(Data records)
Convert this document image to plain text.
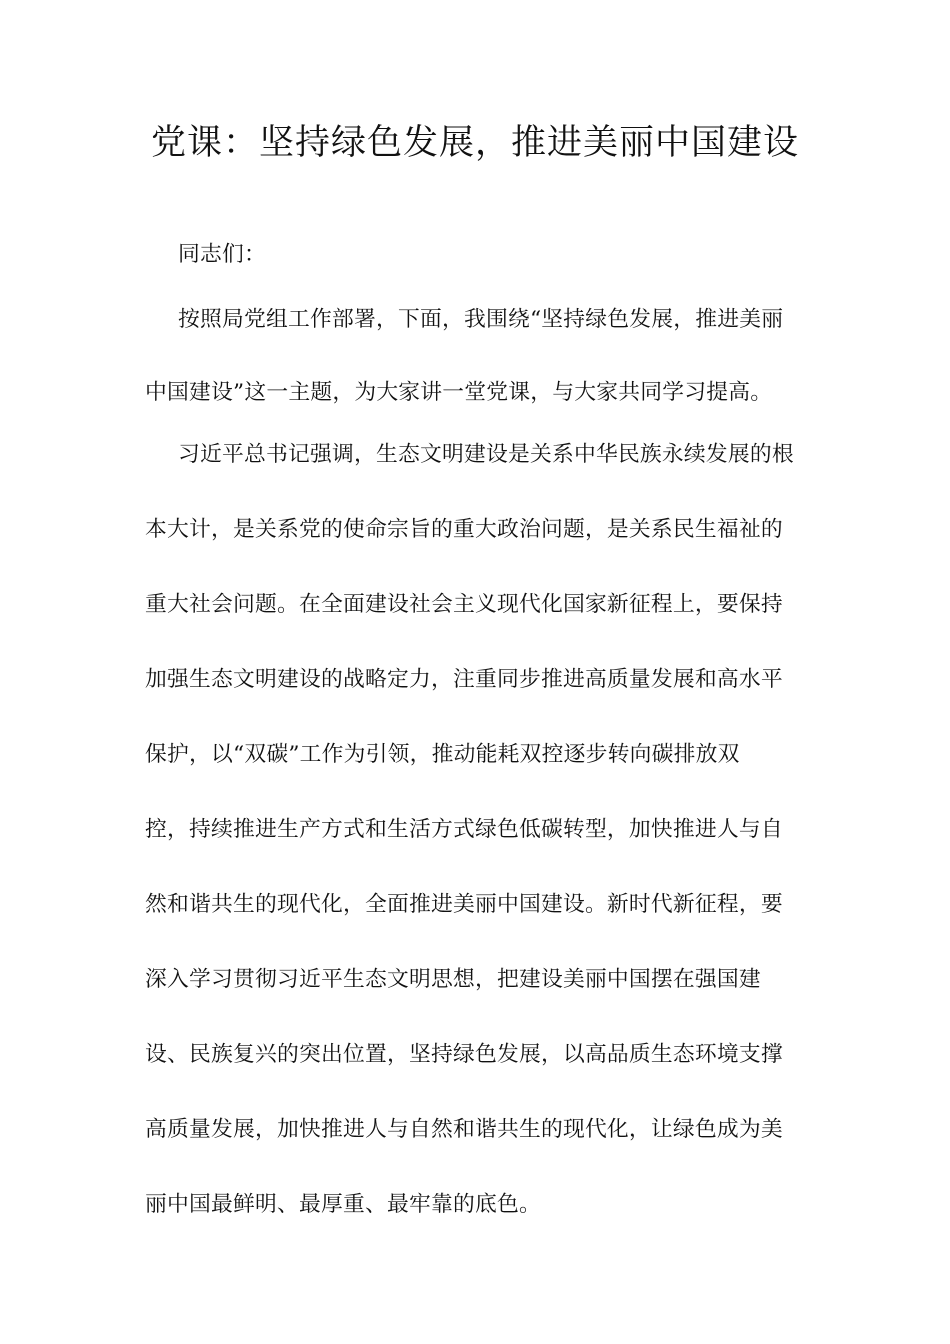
党课：坚持绿色发展，推进美丽中国建设
同志们：
按照局党组工作部署，下面，我围绕“坚持绿色发展，推进美丽
中国建设”这一主题，为大家讲一堂党课，与大家共同学习提高。
习近平总书记强调，生态文明建设是关系中华民族永续发展的根
本大计，是关系党的使命宗旨的重大政治问题，是关系民生福祉的
重大社会问题。在全面建设社会主义现代化国家新征程上，要保持
加强生态文明建设的战略定力，注重同步推进高质量发展和高水平
保护，以“双碳”工作为引领，推动能耗双控逐步转向碳排放双
控，持续推进生产方式和生活方式绿色低碳转型，加快推进人与自
然和谐共生的现代化，全面推进美丽中国建设。新时代新征程，要
深入学习贯彻习近平生态文明思想，把建设美丽中国摆在强国建
设、民族复兴的突出位置，坚持绿色发展，以高品质生态环境支撑
高质量发展，加快推进人与自然和谐共生的现代化，让绿色成为美
丽中国最鲜明、最厚重、最牢靠的底色。
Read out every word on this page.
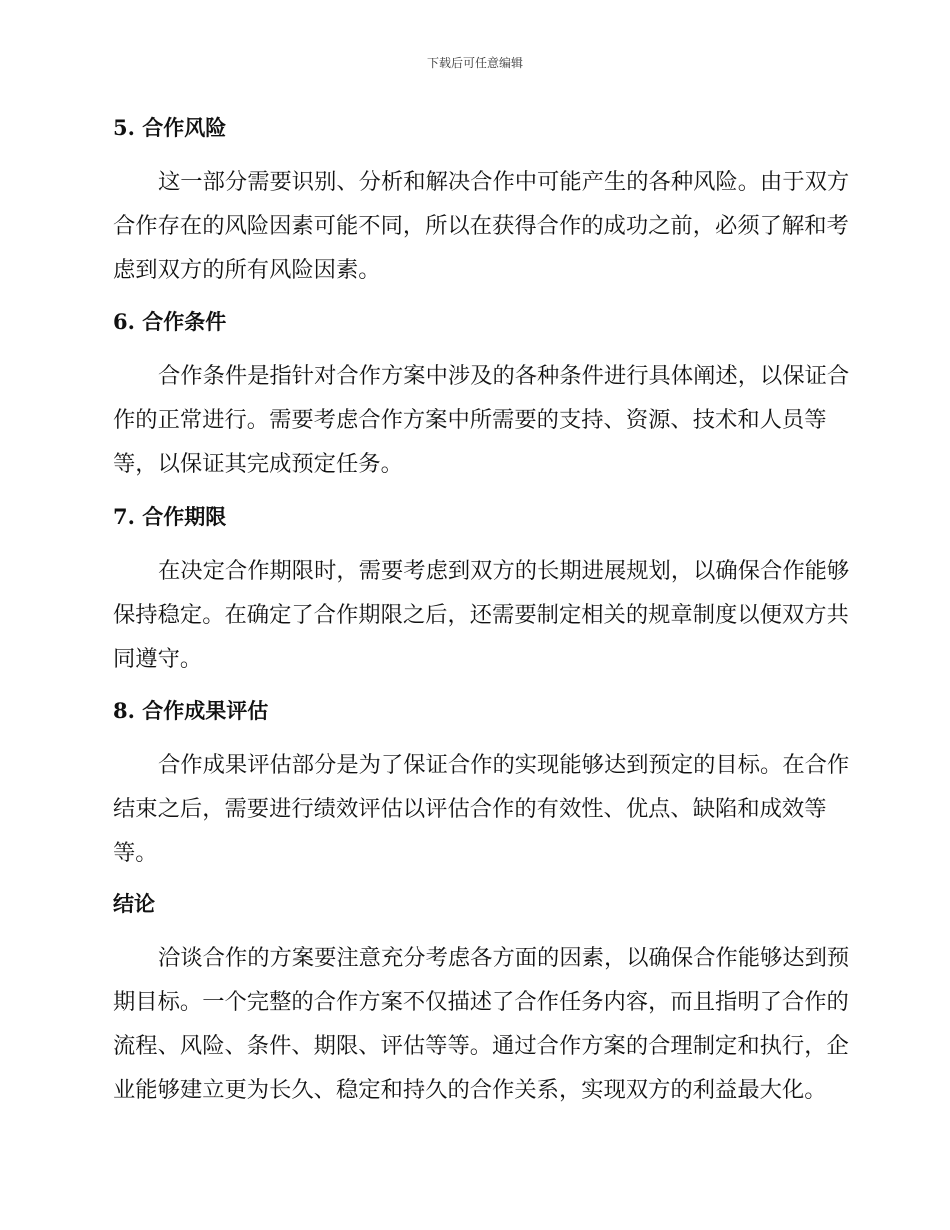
下载后可任意编辑
5. 合作风险
这一部分需要识别、分析和解决合作中可能产生的各种风险。由于双方
合作存在的风险因素可能不同，所以在获得合作的成功之前，必须了解和考
虑到双方的所有风险因素。
6. 合作条件
合作条件是指针对合作方案中涉及的各种条件进行具体阐述，以保证合
作的正常进行。需要考虑合作方案中所需要的支持、资源、技术和人员等
等，以保证其完成预定任务。
7. 合作期限
在决定合作期限时，需要考虑到双方的长期进展规划，以确保合作能够
保持稳定。在确定了合作期限之后，还需要制定相关的规章制度以便双方共
同遵守。
8. 合作成果评估
合作成果评估部分是为了保证合作的实现能够达到预定的目标。在合作
结束之后，需要进行绩效评估以评估合作的有效性、优点、缺陷和成效等
等。
结论
洽谈合作的方案要注意充分考虑各方面的因素，以确保合作能够达到预
期目标。一个完整的合作方案不仅描述了合作任务内容，而且指明了合作的
流程、风险、条件、期限、评估等等。通过合作方案的合理制定和执行，企
业能够建立更为长久、稳定和持久的合作关系，实现双方的利益最大化。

- _Your task_:
Give the material again exactly as it is, but keep the pictures out.

- _Exercise response_:
Convert this document image to plain text.
党课：坚持绿色发展，推进美丽中国建设
同志们：
按照局党组工作部署，下面，我围绕“坚持绿色发展，推进美丽
中国建设”这一主题，为大家讲一堂党课，与大家共同学习提高。
习近平总书记强调，生态文明建设是关系中华民族永续发展的根
本大计，是关系党的使命宗旨的重大政治问题，是关系民生福祉的
重大社会问题。在全面建设社会主义现代化国家新征程上，要保持
加强生态文明建设的战略定力，注重同步推进高质量发展和高水平
保护，以“双碳”工作为引领，推动能耗双控逐步转向碳排放双
控，持续推进生产方式和生活方式绿色低碳转型，加快推进人与自
然和谐共生的现代化，全面推进美丽中国建设。新时代新征程，要
深入学习贯彻习近平生态文明思想，把建设美丽中国摆在强国建
设、民族复兴的突出位置，坚持绿色发展，以高品质生态环境支撑
高质量发展，加快推进人与自然和谐共生的现代化，让绿色成为美
丽中国最鲜明、最厚重、最牢靠的底色。
Read out every word on this page.
下载后可任意编辑
5. 合作风险
这一部分需要识别、分析和解决合作中可能产生的各种风险。由于双方
合作存在的风险因素可能不同，所以在获得合作的成功之前，必须了解和考
虑到双方的所有风险因素。
6. 合作条件
合作条件是指针对合作方案中涉及的各种条件进行具体阐述，以保证合
作的正常进行。需要考虑合作方案中所需要的支持、资源、技术和人员等
等，以保证其完成预定任务。
7. 合作期限
在决定合作期限时，需要考虑到双方的长期进展规划，以确保合作能够
保持稳定。在确定了合作期限之后，还需要制定相关的规章制度以便双方共
同遵守。
8. 合作成果评估
合作成果评估部分是为了保证合作的实现能够达到预定的目标。在合作
结束之后，需要进行绩效评估以评估合作的有效性、优点、缺陷和成效等
等。
结论
洽谈合作的方案要注意充分考虑各方面的因素，以确保合作能够达到预
期目标。一个完整的合作方案不仅描述了合作任务内容，而且指明了合作的
流程、风险、条件、期限、评估等等。通过合作方案的合理制定和执行，企
业能够建立更为长久、稳定和持久的合作关系，实现双方的利益最大化。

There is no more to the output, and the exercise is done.